◆ EXCERPTED TEXT:

New Evidence Shows Fraud, Inefficiency Among Legal Services Grantees
Misuse of Legal Services Corporation funds is nothing new. The most publicized cases typically involve lawsuits by affiliated nonprofit legal groups that run contrary to the LSC charter. Recent months, however, have witnessed a different kind of problem: use of public money for private pleasure. New reports by the Government Accountability Office (GAO) and the LSC Office of Inspector General, plus a lengthy summary article by the Washington, D.C.-based Center for Public Integrity, highlight acts of theft or excessive spending at recipient organizations of LSC funds and a lack of internal controls by top LSC officials. As the Legal Services Corp. budget is currently $420 million, taxpayers have every reason to be concerned.
Chartered as a nonprofit corporation by Congress in 1974, LSC provides funds to nonprofit legal organizations in states and communities across the nation enabling them to pursue civil cases on behalf of low-income persons. From its earliest years onward, unfortunately, its leaders often have seemed more interested in combating the putative causes of poverty than helping the poor directly. In the process, corporation leaders have built a formidable hard-Left political machine, often under the guise of "training" or "education." And as the corporation has grown, it has become highly resistant to reform either generated from within or by federal overseers. The result, notes the new GAO report, "Legal Services Corporation: Improvements Needed in Controls over Grant Awards and Grantee Program Effectiveness," is an agency with serious management deficiencies. The report, prepared at the request of Sen. Charles Grassley, R-Iowa, observes: "Missing or flawed internal controls limit LSC's ability to effectively manage its grant award and grantee performance oversight responsibilities. Although LSC has taken steps to address all 17 GAO recommendations identified in prior work, several have yet to be fully addressed."
That's putting it euphemistically in the case of the Maryland Legal Aid Bureau, one of 136 nonprofit legal aid groups now receiving LSC grants. Several weeks ago federal prosecutors were preparing a criminal complaint against the group's former chief financial officer, Benjamin Louis King, for various acts of fraud over more than a decade. King, 58, a resident of Gwynn Oak, Md., along with an accomplice, was charged in Baltimore federal court with diverting more than $1.1 million in combined federal, state and private funds for their own use. The defendants for a decade allegedly skimmed funds from a phony business" they had created to sell office supplies to the Maryland legal aid group. In point of fact, say court documents, the pair would "inflate its services" and then divide among themselves the excess proceeds. About 25 percent of the take represented federal LSC subsidies. If anything, the $1.1 million figure was on the low side. The U.S. Attorney's Office puts the true amount of theft at nearly $2.5 million during 1998-2008, noting that charges could not be filed against all of the losses due to expiration of the statute of limitations. The defendants used much of their ill-gotten loot to hit the casinos in Atlantic City, reserving some quality time for prostitutes.

Layout element entries:
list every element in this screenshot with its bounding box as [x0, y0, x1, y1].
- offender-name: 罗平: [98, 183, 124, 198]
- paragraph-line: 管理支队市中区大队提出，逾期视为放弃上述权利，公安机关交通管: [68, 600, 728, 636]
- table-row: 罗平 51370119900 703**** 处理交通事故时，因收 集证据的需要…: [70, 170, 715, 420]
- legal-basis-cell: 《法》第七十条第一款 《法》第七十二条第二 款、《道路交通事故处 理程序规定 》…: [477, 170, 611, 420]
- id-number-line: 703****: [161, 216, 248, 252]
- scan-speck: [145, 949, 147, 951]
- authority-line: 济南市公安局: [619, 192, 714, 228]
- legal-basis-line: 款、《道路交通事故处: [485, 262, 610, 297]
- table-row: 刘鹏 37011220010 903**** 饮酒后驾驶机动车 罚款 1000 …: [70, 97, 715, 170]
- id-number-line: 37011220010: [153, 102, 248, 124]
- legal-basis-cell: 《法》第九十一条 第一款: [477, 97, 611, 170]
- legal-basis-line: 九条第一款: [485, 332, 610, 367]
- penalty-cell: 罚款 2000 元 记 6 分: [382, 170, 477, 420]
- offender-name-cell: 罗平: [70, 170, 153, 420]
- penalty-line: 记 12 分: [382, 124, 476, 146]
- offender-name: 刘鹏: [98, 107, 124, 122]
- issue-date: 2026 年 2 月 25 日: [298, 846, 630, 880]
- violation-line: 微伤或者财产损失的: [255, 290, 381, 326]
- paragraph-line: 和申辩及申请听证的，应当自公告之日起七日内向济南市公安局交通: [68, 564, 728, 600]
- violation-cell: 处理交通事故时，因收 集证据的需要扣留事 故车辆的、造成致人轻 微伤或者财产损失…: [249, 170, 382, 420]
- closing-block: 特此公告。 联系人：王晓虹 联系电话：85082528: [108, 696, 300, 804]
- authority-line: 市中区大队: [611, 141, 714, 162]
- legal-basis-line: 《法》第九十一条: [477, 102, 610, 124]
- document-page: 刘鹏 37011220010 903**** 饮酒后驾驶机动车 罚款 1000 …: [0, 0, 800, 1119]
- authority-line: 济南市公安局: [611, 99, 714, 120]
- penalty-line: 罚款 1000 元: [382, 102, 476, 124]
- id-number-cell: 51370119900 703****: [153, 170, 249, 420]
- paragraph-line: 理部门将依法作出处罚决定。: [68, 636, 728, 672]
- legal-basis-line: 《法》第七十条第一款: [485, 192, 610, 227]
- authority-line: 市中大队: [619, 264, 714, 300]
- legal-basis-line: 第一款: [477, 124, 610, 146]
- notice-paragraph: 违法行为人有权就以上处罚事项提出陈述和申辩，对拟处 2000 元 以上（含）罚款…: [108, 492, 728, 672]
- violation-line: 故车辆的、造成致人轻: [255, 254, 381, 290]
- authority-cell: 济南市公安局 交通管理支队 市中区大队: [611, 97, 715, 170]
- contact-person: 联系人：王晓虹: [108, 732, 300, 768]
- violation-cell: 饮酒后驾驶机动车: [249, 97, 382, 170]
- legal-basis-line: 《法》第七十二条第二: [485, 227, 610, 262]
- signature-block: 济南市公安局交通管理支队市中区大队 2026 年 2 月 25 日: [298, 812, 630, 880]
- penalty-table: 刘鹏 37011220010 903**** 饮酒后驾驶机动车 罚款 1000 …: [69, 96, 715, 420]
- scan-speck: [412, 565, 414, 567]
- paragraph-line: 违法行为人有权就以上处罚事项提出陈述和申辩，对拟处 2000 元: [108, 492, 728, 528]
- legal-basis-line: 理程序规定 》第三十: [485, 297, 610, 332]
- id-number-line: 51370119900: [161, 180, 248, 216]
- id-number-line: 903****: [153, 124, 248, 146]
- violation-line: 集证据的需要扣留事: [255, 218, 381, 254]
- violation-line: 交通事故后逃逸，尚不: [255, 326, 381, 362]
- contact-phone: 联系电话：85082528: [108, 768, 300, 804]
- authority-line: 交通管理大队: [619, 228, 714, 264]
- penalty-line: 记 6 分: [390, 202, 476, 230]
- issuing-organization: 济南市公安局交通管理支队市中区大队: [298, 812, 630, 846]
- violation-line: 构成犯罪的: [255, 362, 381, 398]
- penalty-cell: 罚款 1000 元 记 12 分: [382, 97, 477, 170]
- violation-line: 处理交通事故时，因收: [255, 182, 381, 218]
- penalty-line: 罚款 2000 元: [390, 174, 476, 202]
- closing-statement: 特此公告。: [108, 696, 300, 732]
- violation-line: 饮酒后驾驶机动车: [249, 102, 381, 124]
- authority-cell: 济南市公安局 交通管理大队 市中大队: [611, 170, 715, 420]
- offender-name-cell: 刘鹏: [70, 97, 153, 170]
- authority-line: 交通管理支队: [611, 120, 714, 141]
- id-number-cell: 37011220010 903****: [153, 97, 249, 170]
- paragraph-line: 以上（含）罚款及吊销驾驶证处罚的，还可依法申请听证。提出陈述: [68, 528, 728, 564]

◆ WORK TO BE COMPLETED: Quote the Legal Services Corporation article word for word, beginning at the words "New Evidence Shows" and stopping after the words "to be concerned.".

◆ EXERCISE SOLUTION:
New Evidence Shows Fraud, Inefficiency Among Legal Services Grantees
Misuse of Legal Services Corporation funds is nothing new. The most publicized cases typically involve lawsuits by affiliated nonprofit legal groups that run contrary to the LSC charter. Recent months, however, have witnessed a different kind of problem: use of public money for private pleasure. New reports by the Government Accountability Office (GAO) and the LSC Office of Inspector General, plus a lengthy summary article by the Washington, D.C.-based Center for Public Integrity, highlight acts of theft or excessive spending at recipient organizations of LSC funds and a lack of internal controls by top LSC officials. As the Legal Services Corp. budget is currently $420 million, taxpayers have every reason to be concerned.